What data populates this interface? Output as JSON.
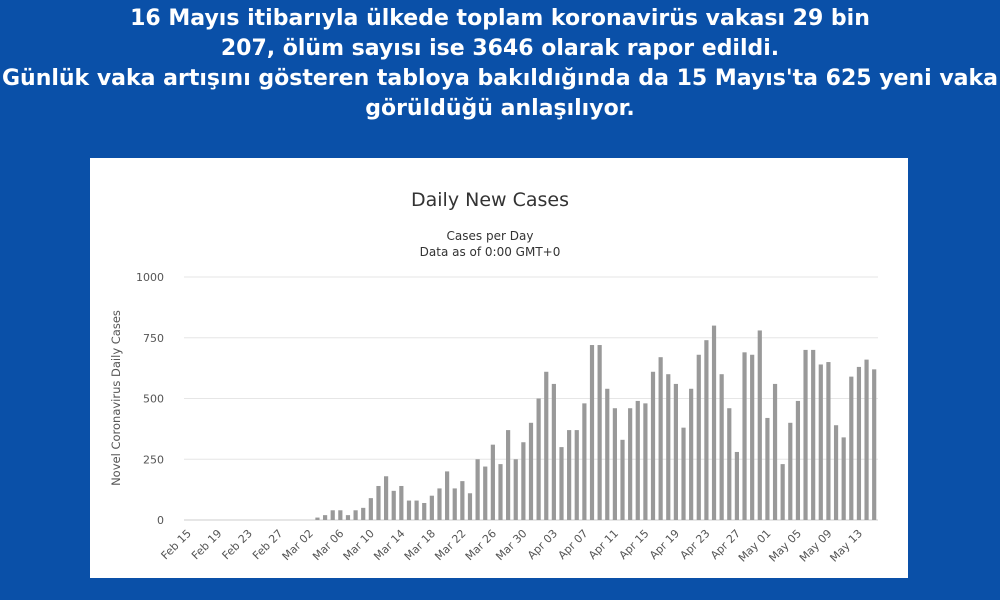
{
  "headline": {
    "line1": "16 Mayıs itibarıyla ülkede toplam koronavirüs vakası 29 bin",
    "line2": "207, ölüm sayısı ise 3646 olarak rapor edildi.",
    "line3": "Günlük vaka artışını gösteren tabloya bakıldığında da 15 Mayıs'ta 625 yeni vaka",
    "line4": "görüldüğü anlaşılıyor."
  },
  "colors": {
    "background": "#0a50a8",
    "headline_text": "#ffffff",
    "card": "#ffffff",
    "bar": "#999999",
    "grid": "#e6e6e6"
  },
  "chart_data": {
    "type": "bar",
    "title": "Daily New Cases",
    "subtitle": "Cases per Day",
    "subtitle2": "Data as of 0:00 GMT+0",
    "xlabel": "",
    "ylabel": "Novel Coronavirus Daily Cases",
    "ylim": [
      0,
      1000
    ],
    "yticks": [
      0,
      250,
      500,
      750,
      1000
    ],
    "grid": true,
    "legend": "none",
    "x_tick_labels": [
      "Feb 15",
      "Feb 19",
      "Feb 23",
      "Feb 27",
      "Mar 02",
      "Mar 06",
      "Mar 10",
      "Mar 14",
      "Mar 18",
      "Mar 22",
      "Mar 26",
      "Mar 30",
      "Apr 03",
      "Apr 07",
      "Apr 11",
      "Apr 15",
      "Apr 19",
      "Apr 23",
      "Apr 27",
      "May 01",
      "May 05",
      "May 09",
      "May 13"
    ],
    "x_tick_every": 4,
    "categories": [
      "Feb 15",
      "Feb 16",
      "Feb 17",
      "Feb 18",
      "Feb 19",
      "Feb 20",
      "Feb 21",
      "Feb 22",
      "Feb 23",
      "Feb 24",
      "Feb 25",
      "Feb 26",
      "Feb 27",
      "Feb 28",
      "Feb 29",
      "Mar 01",
      "Mar 02",
      "Mar 03",
      "Mar 04",
      "Mar 05",
      "Mar 06",
      "Mar 07",
      "Mar 08",
      "Mar 09",
      "Mar 10",
      "Mar 11",
      "Mar 12",
      "Mar 13",
      "Mar 14",
      "Mar 15",
      "Mar 16",
      "Mar 17",
      "Mar 18",
      "Mar 19",
      "Mar 20",
      "Mar 21",
      "Mar 22",
      "Mar 23",
      "Mar 24",
      "Mar 25",
      "Mar 26",
      "Mar 27",
      "Mar 28",
      "Mar 29",
      "Mar 30",
      "Mar 31",
      "Apr 01",
      "Apr 02",
      "Apr 03",
      "Apr 04",
      "Apr 05",
      "Apr 06",
      "Apr 07",
      "Apr 08",
      "Apr 09",
      "Apr 10",
      "Apr 11",
      "Apr 12",
      "Apr 13",
      "Apr 14",
      "Apr 15",
      "Apr 16",
      "Apr 17",
      "Apr 18",
      "Apr 19",
      "Apr 20",
      "Apr 21",
      "Apr 22",
      "Apr 23",
      "Apr 24",
      "Apr 25",
      "Apr 26",
      "Apr 27",
      "Apr 28",
      "Apr 29",
      "Apr 30",
      "May 01",
      "May 02",
      "May 03",
      "May 04",
      "May 05",
      "May 06",
      "May 07",
      "May 08",
      "May 09",
      "May 10",
      "May 11",
      "May 12",
      "May 13",
      "May 14",
      "May 15"
    ],
    "values": [
      0,
      0,
      0,
      0,
      0,
      0,
      0,
      0,
      0,
      0,
      0,
      0,
      0,
      0,
      0,
      0,
      0,
      10,
      20,
      40,
      40,
      20,
      40,
      50,
      90,
      140,
      180,
      120,
      140,
      80,
      80,
      70,
      100,
      130,
      200,
      130,
      160,
      110,
      250,
      220,
      310,
      230,
      370,
      250,
      320,
      400,
      500,
      610,
      560,
      300,
      370,
      370,
      480,
      720,
      720,
      540,
      460,
      330,
      460,
      490,
      480,
      610,
      670,
      600,
      560,
      380,
      540,
      680,
      740,
      800,
      600,
      460,
      280,
      690,
      680,
      780,
      420,
      560,
      230,
      400,
      490,
      700,
      700,
      640,
      650,
      390,
      340,
      590,
      630,
      660,
      620
    ]
  }
}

◆ **TASK REQUIREMENTS**: Before you finish, make sure every line above has been repeated exactly and no picture remains in the copy.

◆ **EXERCISE OUTPUT**:
What data populates this interface? Output as JSON.
{
  "headline": {
    "line1": "16 Mayıs itibarıyla ülkede toplam koronavirüs vakası 29 bin",
    "line2": "207, ölüm sayısı ise 3646 olarak rapor edildi.",
    "line3": "Günlük vaka artışını gösteren tabloya bakıldığında da 15 Mayıs'ta 625 yeni vaka",
    "line4": "görüldüğü anlaşılıyor."
  },
  "colors": {
    "background": "#0a50a8",
    "headline_text": "#ffffff",
    "card": "#ffffff",
    "bar": "#999999",
    "grid": "#e6e6e6"
  },
  "chart_data": {
    "type": "bar",
    "title": "Daily New Cases",
    "subtitle": "Cases per Day",
    "subtitle2": "Data as of 0:00 GMT+0",
    "xlabel": "",
    "ylabel": "Novel Coronavirus Daily Cases",
    "ylim": [
      0,
      1000
    ],
    "yticks": [
      0,
      250,
      500,
      750,
      1000
    ],
    "grid": true,
    "legend": "none",
    "x_tick_labels": [
      "Feb 15",
      "Feb 19",
      "Feb 23",
      "Feb 27",
      "Mar 02",
      "Mar 06",
      "Mar 10",
      "Mar 14",
      "Mar 18",
      "Mar 22",
      "Mar 26",
      "Mar 30",
      "Apr 03",
      "Apr 07",
      "Apr 11",
      "Apr 15",
      "Apr 19",
      "Apr 23",
      "Apr 27",
      "May 01",
      "May 05",
      "May 09",
      "May 13"
    ],
    "x_tick_every": 4,
    "categories": [
      "Feb 15",
      "Feb 16",
      "Feb 17",
      "Feb 18",
      "Feb 19",
      "Feb 20",
      "Feb 21",
      "Feb 22",
      "Feb 23",
      "Feb 24",
      "Feb 25",
      "Feb 26",
      "Feb 27",
      "Feb 28",
      "Feb 29",
      "Mar 01",
      "Mar 02",
      "Mar 03",
      "Mar 04",
      "Mar 05",
      "Mar 06",
      "Mar 07",
      "Mar 08",
      "Mar 09",
      "Mar 10",
      "Mar 11",
      "Mar 12",
      "Mar 13",
      "Mar 14",
      "Mar 15",
      "Mar 16",
      "Mar 17",
      "Mar 18",
      "Mar 19",
      "Mar 20",
      "Mar 21",
      "Mar 22",
      "Mar 23",
      "Mar 24",
      "Mar 25",
      "Mar 26",
      "Mar 27",
      "Mar 28",
      "Mar 29",
      "Mar 30",
      "Mar 31",
      "Apr 01",
      "Apr 02",
      "Apr 03",
      "Apr 04",
      "Apr 05",
      "Apr 06",
      "Apr 07",
      "Apr 08",
      "Apr 09",
      "Apr 10",
      "Apr 11",
      "Apr 12",
      "Apr 13",
      "Apr 14",
      "Apr 15",
      "Apr 16",
      "Apr 17",
      "Apr 18",
      "Apr 19",
      "Apr 20",
      "Apr 21",
      "Apr 22",
      "Apr 23",
      "Apr 24",
      "Apr 25",
      "Apr 26",
      "Apr 27",
      "Apr 28",
      "Apr 29",
      "Apr 30",
      "May 01",
      "May 02",
      "May 03",
      "May 04",
      "May 05",
      "May 06",
      "May 07",
      "May 08",
      "May 09",
      "May 10",
      "May 11",
      "May 12",
      "May 13",
      "May 14",
      "May 15"
    ],
    "values": [
      0,
      0,
      0,
      0,
      0,
      0,
      0,
      0,
      0,
      0,
      0,
      0,
      0,
      0,
      0,
      0,
      0,
      10,
      20,
      40,
      40,
      20,
      40,
      50,
      90,
      140,
      180,
      120,
      140,
      80,
      80,
      70,
      100,
      130,
      200,
      130,
      160,
      110,
      250,
      220,
      310,
      230,
      370,
      250,
      320,
      400,
      500,
      610,
      560,
      300,
      370,
      370,
      480,
      720,
      720,
      540,
      460,
      330,
      460,
      490,
      480,
      610,
      670,
      600,
      560,
      380,
      540,
      680,
      740,
      800,
      600,
      460,
      280,
      690,
      680,
      780,
      420,
      560,
      230,
      400,
      490,
      700,
      700,
      640,
      650,
      390,
      340,
      590,
      630,
      660,
      620
    ]
  }
}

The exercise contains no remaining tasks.